Job - Restate the listing that follows word for word, without its pictures.

Information shown -
----------
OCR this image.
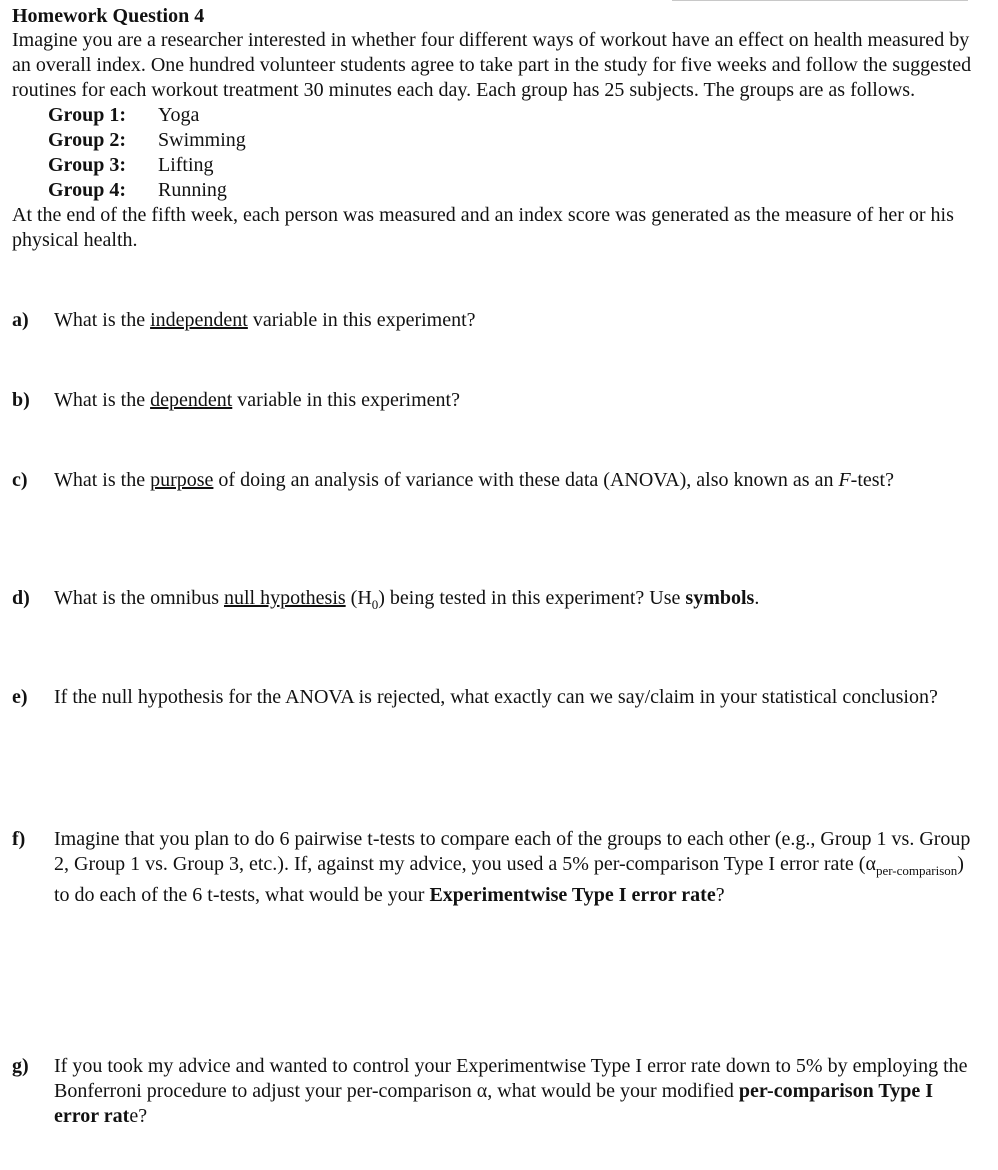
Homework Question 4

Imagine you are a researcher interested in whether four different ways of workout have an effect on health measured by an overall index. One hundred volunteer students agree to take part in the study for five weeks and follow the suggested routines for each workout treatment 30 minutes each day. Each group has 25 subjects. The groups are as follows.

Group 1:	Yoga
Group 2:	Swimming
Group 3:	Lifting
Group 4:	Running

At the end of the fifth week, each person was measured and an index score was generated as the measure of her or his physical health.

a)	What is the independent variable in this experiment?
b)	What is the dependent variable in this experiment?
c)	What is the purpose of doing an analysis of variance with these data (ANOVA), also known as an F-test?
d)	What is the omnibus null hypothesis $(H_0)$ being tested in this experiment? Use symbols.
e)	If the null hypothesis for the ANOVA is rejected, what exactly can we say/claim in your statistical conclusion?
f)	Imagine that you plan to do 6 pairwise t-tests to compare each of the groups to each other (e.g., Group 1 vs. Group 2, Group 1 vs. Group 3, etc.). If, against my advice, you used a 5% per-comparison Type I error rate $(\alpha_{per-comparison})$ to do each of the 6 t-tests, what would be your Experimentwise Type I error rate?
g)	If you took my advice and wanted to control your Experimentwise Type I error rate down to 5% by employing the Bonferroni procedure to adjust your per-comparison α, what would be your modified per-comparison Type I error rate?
----------
The output -
OCR this image.
Homework Question 4

Imagine you are a researcher interested in whether four different ways of workout have an effect on health measured by an overall index. One hundred volunteer students agree to take part in the study for five weeks and follow the suggested routines for each workout treatment 30 minutes each day. Each group has 25 subjects. The groups are as follows.

Group 1:	Yoga
Group 2:	Swimming
Group 3:	Lifting
Group 4:	Running

At the end of the fifth week, each person was measured and an index score was generated as the measure of her or his physical health.

a)	What is the independent variable in this experiment?
b)	What is the dependent variable in this experiment?
c)	What is the purpose of doing an analysis of variance with these data (ANOVA), also known as an F-test?
d)	What is the omnibus null hypothesis $(H_0)$ being tested in this experiment? Use symbols.
e)	If the null hypothesis for the ANOVA is rejected, what exactly can we say/claim in your statistical conclusion?
f)	Imagine that you plan to do 6 pairwise t-tests to compare each of the groups to each other (e.g., Group 1 vs. Group 2, Group 1 vs. Group 3, etc.). If, against my advice, you used a 5% per-comparison Type I error rate $(\alpha_{per-comparison})$ to do each of the 6 t-tests, what would be your Experimentwise Type I error rate?
g)	If you took my advice and wanted to control your Experimentwise Type I error rate down to 5% by employing the Bonferroni procedure to adjust your per-comparison α, what would be your modified per-comparison Type I error rate?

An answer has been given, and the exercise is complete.